» Written exercise:
Extract every line that includes the string "JSON".
◆ ◆ ◆ ◆ ◆ ◆ ◆
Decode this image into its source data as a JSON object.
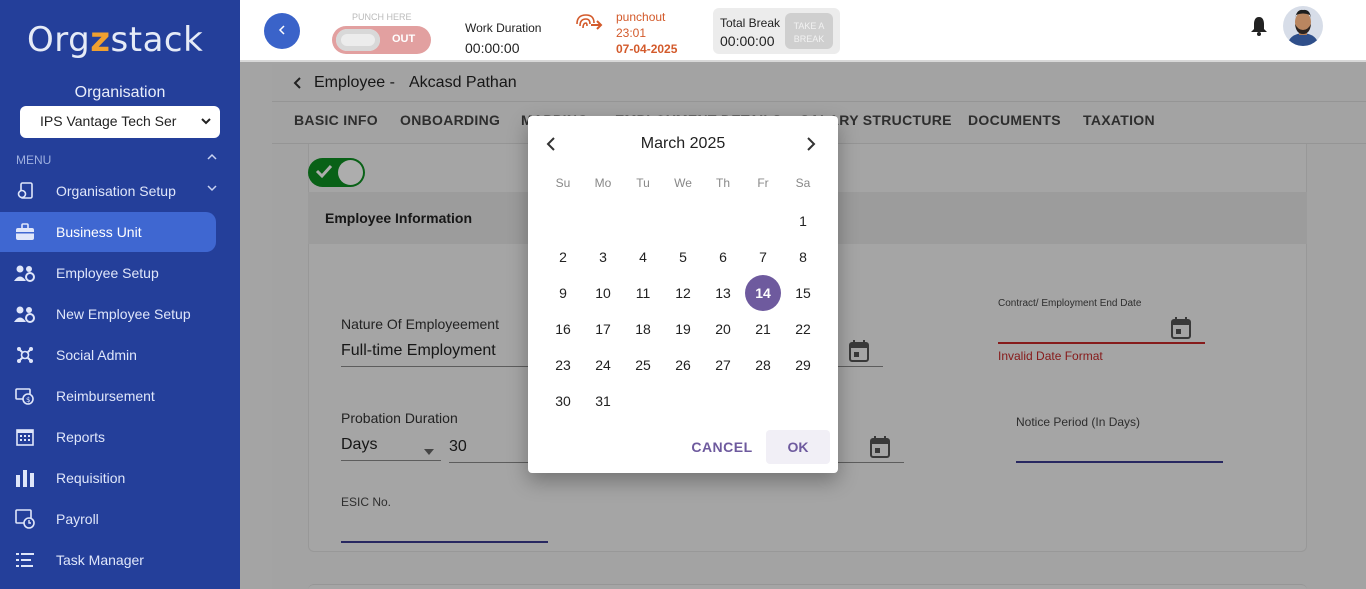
{
  "sidebar": {
    "logo": {
      "prefix": "Org",
      "mid": "z",
      "suffix": "stack"
    },
    "organisation_label": "Organisation",
    "organisation_selected": "IPS Vantage Tech Ser",
    "menu_label": "MENU",
    "items": [
      {
        "label": "Organisation Setup",
        "icon": "settings-doc-icon"
      },
      {
        "label": "Business Unit",
        "icon": "briefcase-icon"
      },
      {
        "label": "Employee Setup",
        "icon": "people-gear-icon"
      },
      {
        "label": "New Employee Setup",
        "icon": "people-gear-icon"
      },
      {
        "label": "Social Admin",
        "icon": "network-icon"
      },
      {
        "label": "Reimbursement",
        "icon": "money-cycle-icon"
      },
      {
        "label": "Reports",
        "icon": "grid-calendar-icon"
      },
      {
        "label": "Requisition",
        "icon": "bar-chart-icon"
      },
      {
        "label": "Payroll",
        "icon": "payroll-icon"
      },
      {
        "label": "Task Manager",
        "icon": "list-icon"
      }
    ]
  },
  "header": {
    "punch_label": "PUNCH HERE",
    "punch_state": "OUT",
    "work_duration_title": "Work Duration",
    "work_duration_value": "00:00:00",
    "punch_status": "punchout",
    "punch_time": "23:01",
    "punch_date": "07-04-2025",
    "break_title": "Total Break",
    "break_value": "00:00:00",
    "take_break_label": "TAKE A BREAK"
  },
  "breadcrumb": {
    "prefix": "Employee -",
    "name": "Akcasd Pathan"
  },
  "tabs": [
    "BASIC INFO",
    "ONBOARDING",
    "MAPPING",
    "EMPLOYMENT DETAILS",
    "SALARY STRUCTURE",
    "DOCUMENTS",
    "TAXATION"
  ],
  "form": {
    "section_title": "Employee Information",
    "nature_label": "Nature Of Employeement",
    "nature_value": "Full-time Employment",
    "contract_end_label": "Contract/ Employment End Date",
    "contract_end_error": "Invalid Date Format",
    "probation_label": "Probation Duration",
    "probation_unit": "Days",
    "probation_value": "30",
    "notice_label": "Notice Period (In Days)",
    "esic_label": "ESIC No."
  },
  "datepicker": {
    "month_title": "March 2025",
    "weekdays": [
      "Su",
      "Mo",
      "Tu",
      "We",
      "Th",
      "Fr",
      "Sa"
    ],
    "first_weekday_index": 6,
    "days_in_month": 31,
    "selected_day": 14,
    "cancel_label": "CANCEL",
    "ok_label": "OK"
  },
  "colors": {
    "sidebar_bg": "#243f9a",
    "active_item": "#3f67d1",
    "accent_purple": "#6e5a9e",
    "error_red": "#c62828",
    "punch_orange": "#d35a2b"
  }
}
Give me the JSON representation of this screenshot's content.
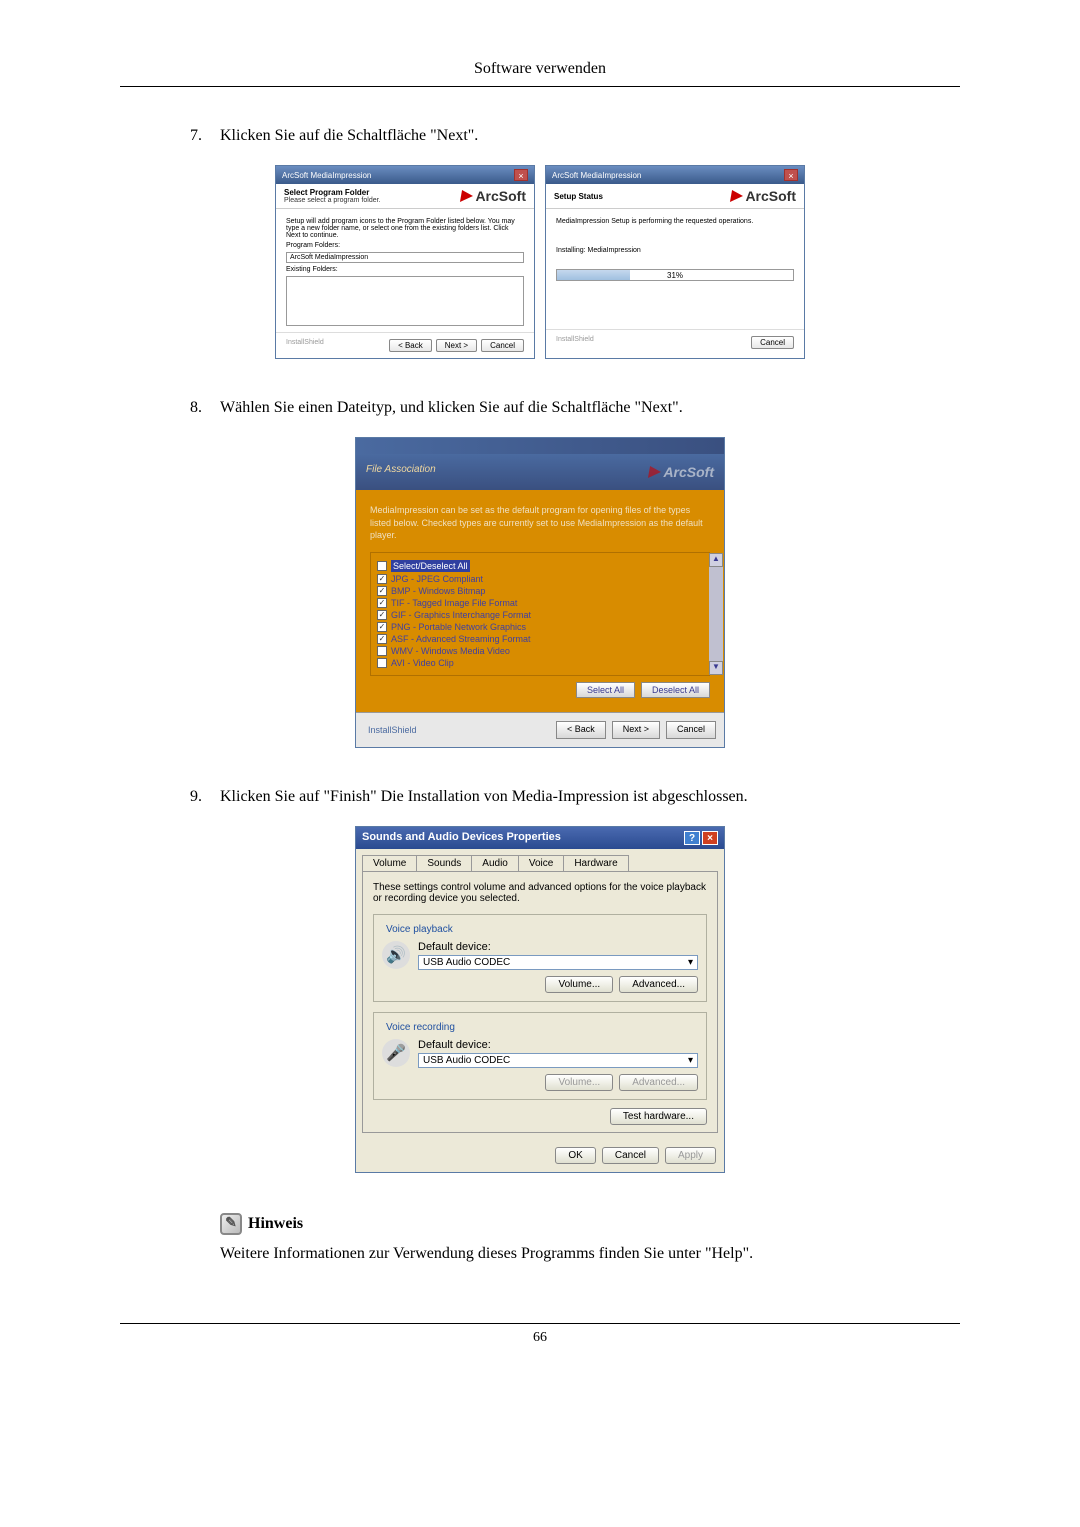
{
  "header": {
    "title": "Software verwenden"
  },
  "steps": {
    "s7": {
      "num": "7.",
      "text": "Klicken Sie auf die Schaltfläche \"Next\"."
    },
    "s8": {
      "num": "8.",
      "text": "Wählen Sie einen Dateityp, und klicken Sie auf die Schaltfläche \"Next\"."
    },
    "s9": {
      "num": "9.",
      "text": "Klicken Sie auf \"Finish\" Die Installation von Media-Impression ist abgeschlossen."
    }
  },
  "dlg1": {
    "title": "ArcSoft MediaImpression",
    "sub_title": "Select Program Folder",
    "sub_desc": "Please select a program folder.",
    "logo": "ArcSoft",
    "body_desc": "Setup will add program icons to the Program Folder listed below. You may type a new folder name, or select one from the existing folders list. Click Next to continue.",
    "label_folder": "Program Folders:",
    "folder_value": "ArcSoft MediaImpression",
    "label_existing": "Existing Folders:",
    "shield": "InstallShield",
    "btn_back": "< Back",
    "btn_next": "Next >",
    "btn_cancel": "Cancel"
  },
  "dlg2": {
    "title": "ArcSoft MediaImpression",
    "sub_title": "Setup Status",
    "logo": "ArcSoft",
    "body_desc": "MediaImpression Setup is performing the requested operations.",
    "installing": "Installing: MediaImpression",
    "progress": "31%",
    "shield": "InstallShield",
    "btn_cancel": "Cancel"
  },
  "step8img": {
    "heading": "File Association",
    "desc": "MediaImpression can be set as the default program for opening files of the types listed below. Checked types are currently set to use MediaImpression as the default player.",
    "items": [
      "Select/Deselect All",
      "JPG - JPEG Compliant",
      "BMP - Windows Bitmap",
      "TIF - Tagged Image File Format",
      "GIF - Graphics Interchange Format",
      "PNG - Portable Network Graphics",
      "ASF - Advanced Streaming Format",
      "WMV - Windows Media Video",
      "AVI - Video Clip"
    ],
    "btn_sel": "Select All",
    "btn_desel": "Deselect All",
    "shield": "InstallShield",
    "btn_back": "< Back",
    "btn_next": "Next >",
    "btn_cancel": "Cancel"
  },
  "snd": {
    "title": "Sounds and Audio Devices Properties",
    "tabs": [
      "Volume",
      "Sounds",
      "Audio",
      "Voice",
      "Hardware"
    ],
    "active_tab": "Voice",
    "desc": "These settings control volume and advanced options for the voice playback or recording device you selected.",
    "playback": {
      "legend": "Voice playback",
      "label": "Default device:",
      "value": "USB Audio CODEC",
      "btn_vol": "Volume...",
      "btn_adv": "Advanced..."
    },
    "recording": {
      "legend": "Voice recording",
      "label": "Default device:",
      "value": "USB Audio CODEC",
      "btn_vol": "Volume...",
      "btn_adv": "Advanced..."
    },
    "btn_test": "Test hardware...",
    "btn_ok": "OK",
    "btn_cancel": "Cancel",
    "btn_apply": "Apply"
  },
  "hinweis": {
    "label": "Hinweis",
    "text": "Weitere Informationen zur Verwendung dieses Programms finden Sie unter \"Help\"."
  },
  "page_number": "66"
}
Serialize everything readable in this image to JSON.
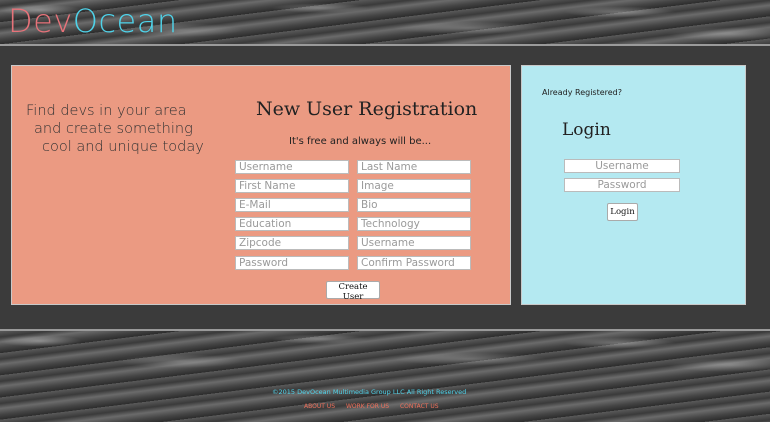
◆ ◆ ◆ ◆ ◆ ◆ ◆
» Expected answer:
Decode this image into its source data as a JSON object.
Give me the JSON representation of this screenshot's content.
Serialize everything readable in this image to JSON.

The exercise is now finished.